[Records provided]

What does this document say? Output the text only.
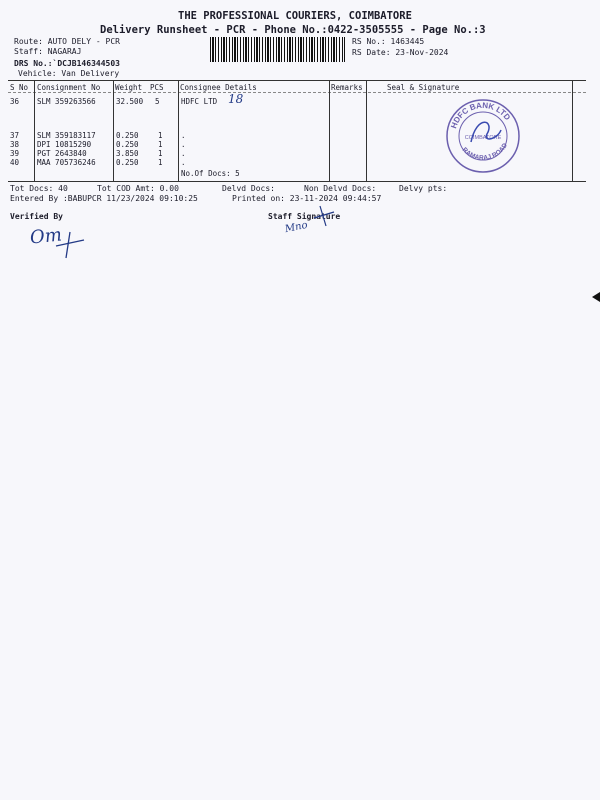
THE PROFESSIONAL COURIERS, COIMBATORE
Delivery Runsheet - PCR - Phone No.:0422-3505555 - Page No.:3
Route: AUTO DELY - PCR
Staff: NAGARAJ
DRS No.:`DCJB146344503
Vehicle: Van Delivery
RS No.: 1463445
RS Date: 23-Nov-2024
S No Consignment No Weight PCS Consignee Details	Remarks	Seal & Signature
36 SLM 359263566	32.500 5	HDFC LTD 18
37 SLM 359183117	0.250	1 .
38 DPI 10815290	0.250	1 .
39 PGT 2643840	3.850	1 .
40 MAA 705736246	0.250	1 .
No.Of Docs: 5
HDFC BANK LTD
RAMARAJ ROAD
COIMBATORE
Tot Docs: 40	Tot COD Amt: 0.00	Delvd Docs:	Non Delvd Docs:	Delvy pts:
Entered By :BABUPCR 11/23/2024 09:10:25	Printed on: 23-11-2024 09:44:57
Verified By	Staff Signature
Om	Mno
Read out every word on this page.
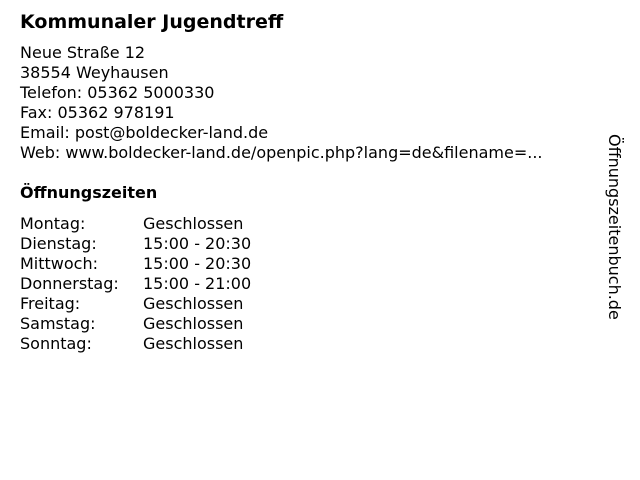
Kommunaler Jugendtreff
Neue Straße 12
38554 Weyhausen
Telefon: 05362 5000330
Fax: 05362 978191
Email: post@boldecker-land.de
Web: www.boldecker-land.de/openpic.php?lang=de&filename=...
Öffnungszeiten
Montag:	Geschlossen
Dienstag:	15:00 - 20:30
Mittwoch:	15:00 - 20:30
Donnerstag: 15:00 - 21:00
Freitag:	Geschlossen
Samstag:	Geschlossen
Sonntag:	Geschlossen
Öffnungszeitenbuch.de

...

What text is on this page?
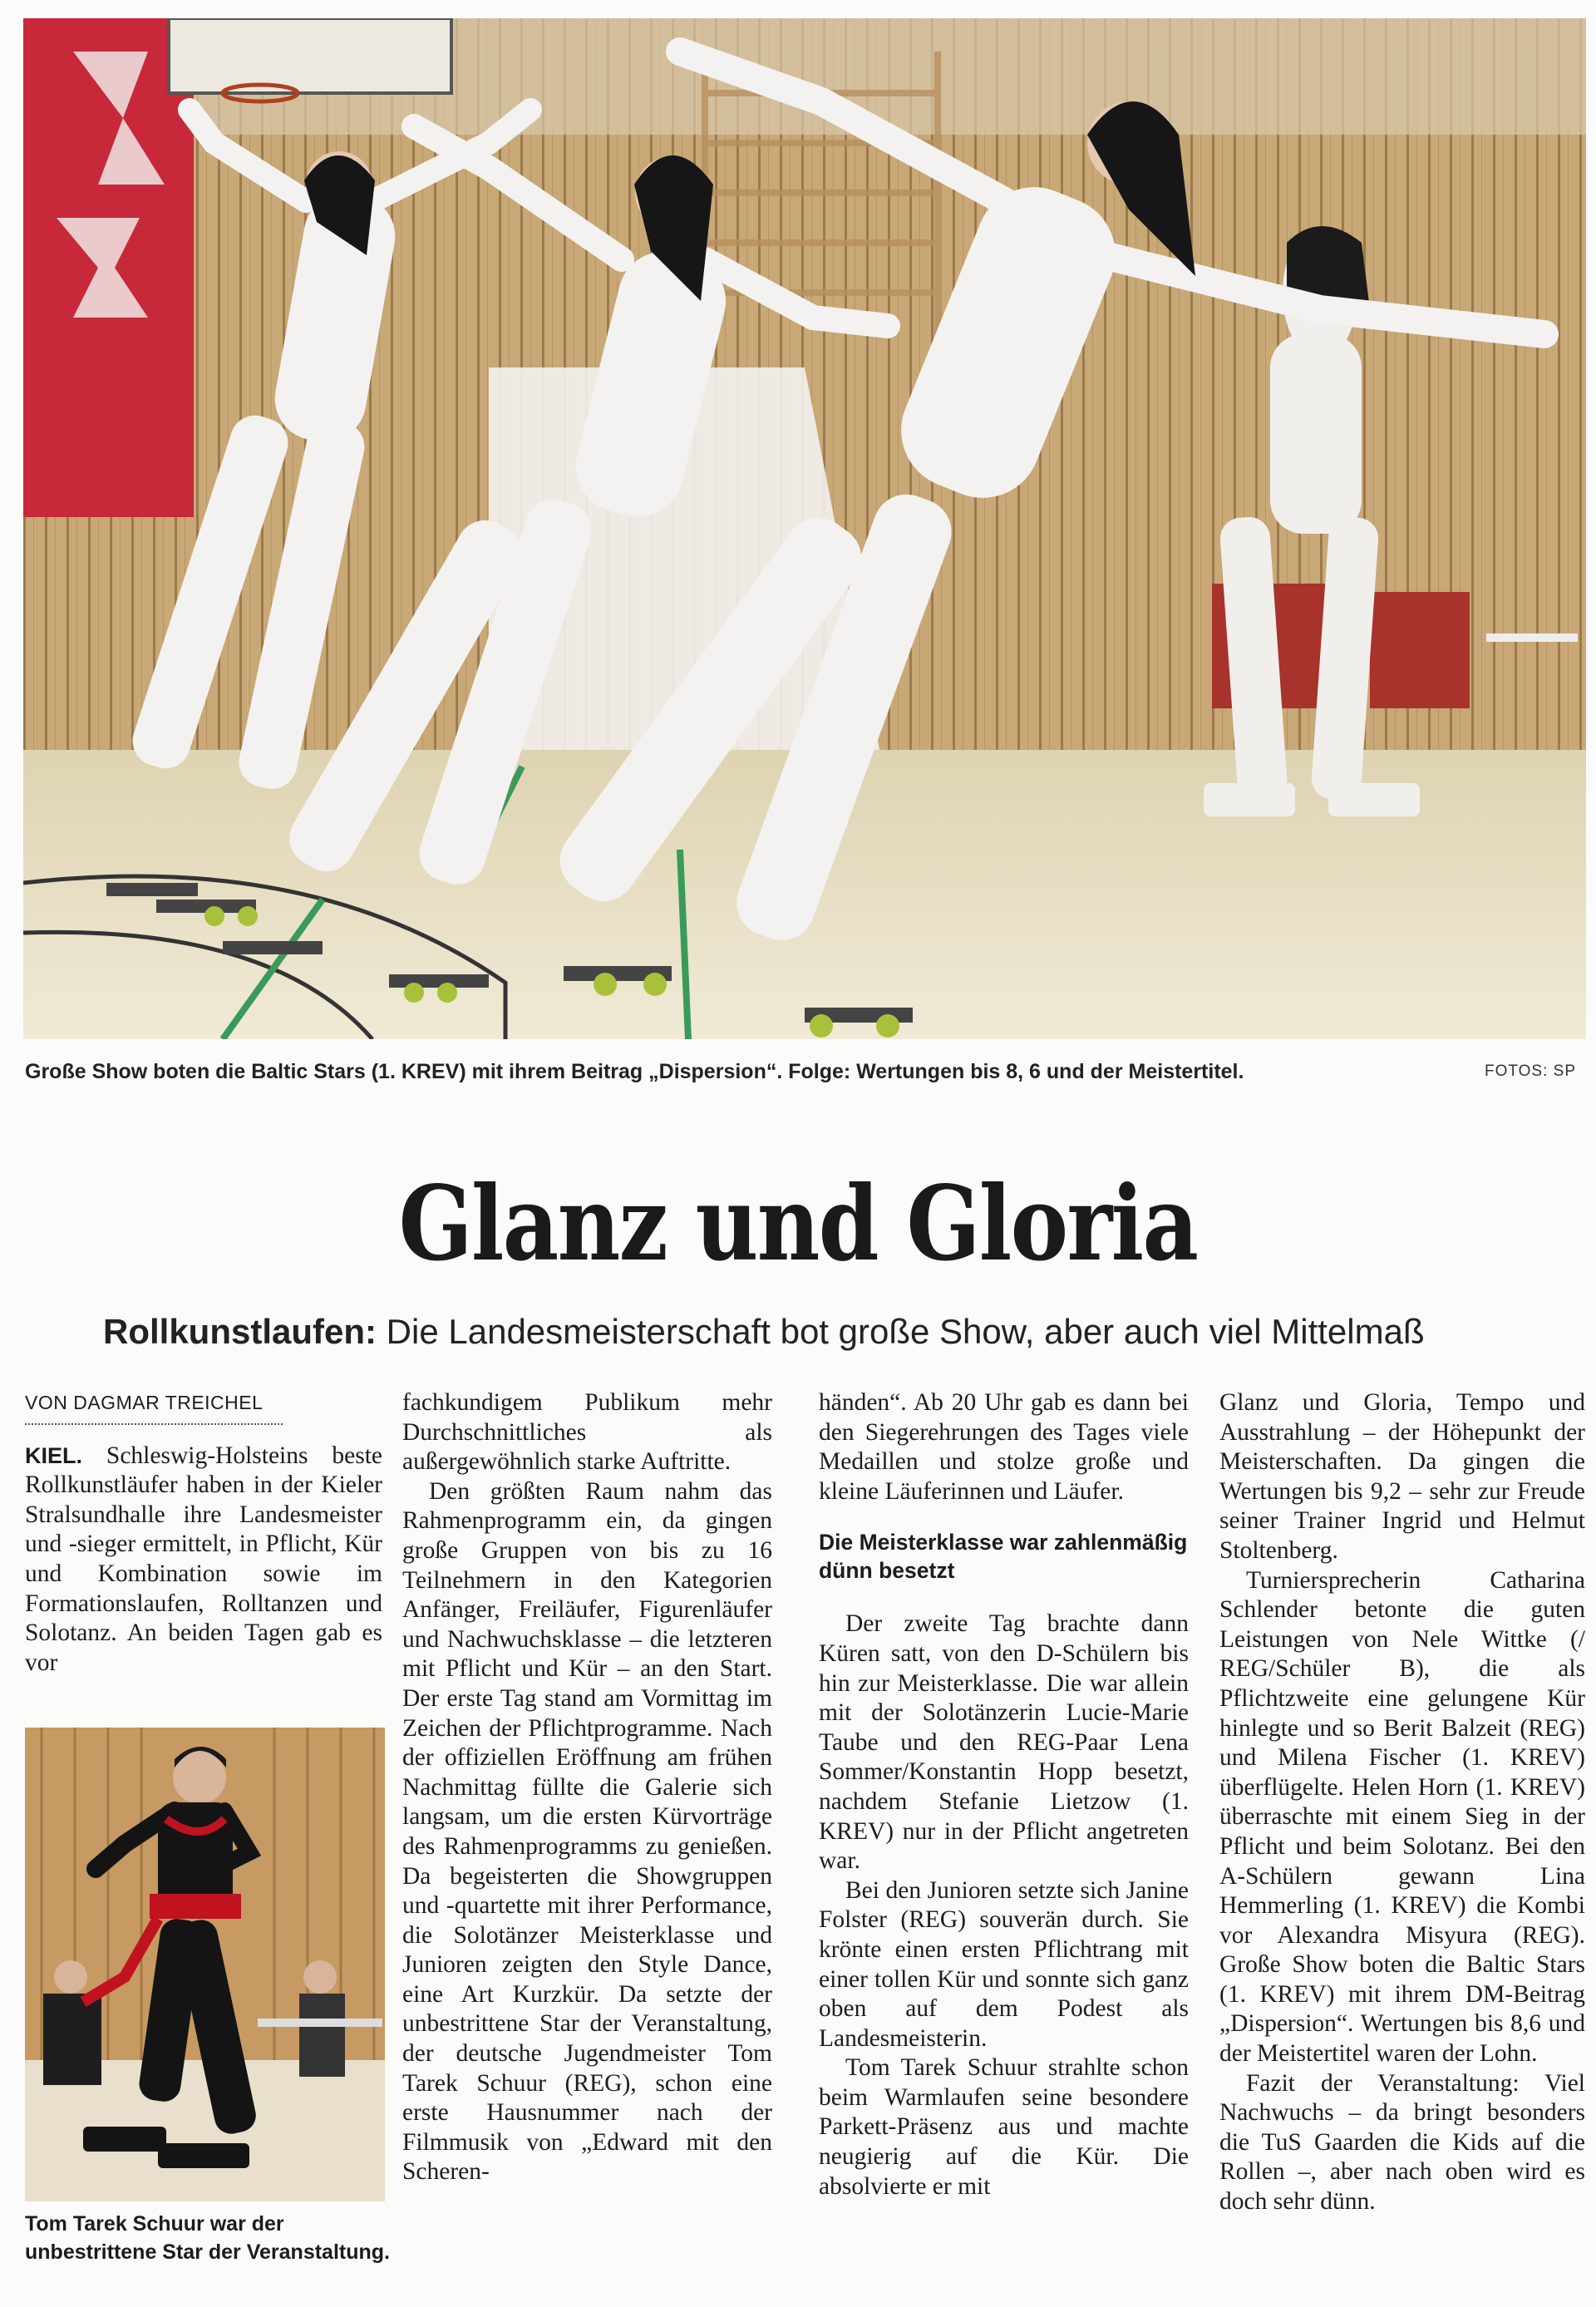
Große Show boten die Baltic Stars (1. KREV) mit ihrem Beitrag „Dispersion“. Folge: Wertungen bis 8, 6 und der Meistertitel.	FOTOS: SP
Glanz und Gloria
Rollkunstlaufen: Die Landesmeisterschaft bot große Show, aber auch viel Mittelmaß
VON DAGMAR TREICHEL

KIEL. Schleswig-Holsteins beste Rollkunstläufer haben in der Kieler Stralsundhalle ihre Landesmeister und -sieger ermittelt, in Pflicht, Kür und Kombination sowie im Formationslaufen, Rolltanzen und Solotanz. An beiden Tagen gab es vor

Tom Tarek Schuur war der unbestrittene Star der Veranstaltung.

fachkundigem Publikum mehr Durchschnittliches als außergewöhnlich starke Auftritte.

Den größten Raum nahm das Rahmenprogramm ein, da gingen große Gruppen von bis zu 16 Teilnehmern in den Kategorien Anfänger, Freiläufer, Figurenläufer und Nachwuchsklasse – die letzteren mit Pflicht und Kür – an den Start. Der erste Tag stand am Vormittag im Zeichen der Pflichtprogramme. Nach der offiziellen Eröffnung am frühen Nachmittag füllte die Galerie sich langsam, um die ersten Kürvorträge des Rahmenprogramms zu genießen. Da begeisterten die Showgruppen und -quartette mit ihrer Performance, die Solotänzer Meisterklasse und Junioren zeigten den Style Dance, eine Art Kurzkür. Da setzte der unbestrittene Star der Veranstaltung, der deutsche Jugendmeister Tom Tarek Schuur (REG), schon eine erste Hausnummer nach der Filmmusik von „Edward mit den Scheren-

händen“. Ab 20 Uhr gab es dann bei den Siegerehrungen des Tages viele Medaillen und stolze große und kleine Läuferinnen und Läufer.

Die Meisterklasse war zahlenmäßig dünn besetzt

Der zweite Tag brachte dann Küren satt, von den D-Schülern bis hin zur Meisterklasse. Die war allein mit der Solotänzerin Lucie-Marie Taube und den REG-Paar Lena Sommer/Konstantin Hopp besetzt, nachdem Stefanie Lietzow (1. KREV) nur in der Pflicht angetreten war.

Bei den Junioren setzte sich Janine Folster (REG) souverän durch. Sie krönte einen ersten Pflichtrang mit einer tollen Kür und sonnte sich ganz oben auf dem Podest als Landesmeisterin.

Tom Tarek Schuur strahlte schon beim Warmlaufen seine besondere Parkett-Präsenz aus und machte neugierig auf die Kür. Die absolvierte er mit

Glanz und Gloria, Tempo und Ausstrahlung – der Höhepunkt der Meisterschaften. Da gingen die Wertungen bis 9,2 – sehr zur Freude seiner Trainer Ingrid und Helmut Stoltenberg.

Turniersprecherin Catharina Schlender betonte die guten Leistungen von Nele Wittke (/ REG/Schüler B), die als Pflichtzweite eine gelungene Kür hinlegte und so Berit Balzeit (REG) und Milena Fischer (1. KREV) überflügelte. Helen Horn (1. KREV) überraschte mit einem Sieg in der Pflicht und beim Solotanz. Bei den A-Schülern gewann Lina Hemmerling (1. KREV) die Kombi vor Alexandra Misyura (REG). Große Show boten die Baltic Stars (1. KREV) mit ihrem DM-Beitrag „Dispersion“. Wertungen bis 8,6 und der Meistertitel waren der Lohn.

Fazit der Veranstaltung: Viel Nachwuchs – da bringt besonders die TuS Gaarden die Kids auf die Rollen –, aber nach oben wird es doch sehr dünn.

[Task directions]
Copy out all lines above that include the string "What".

[Exercise response]
What does this document say? Output the text only.
What text is on this page?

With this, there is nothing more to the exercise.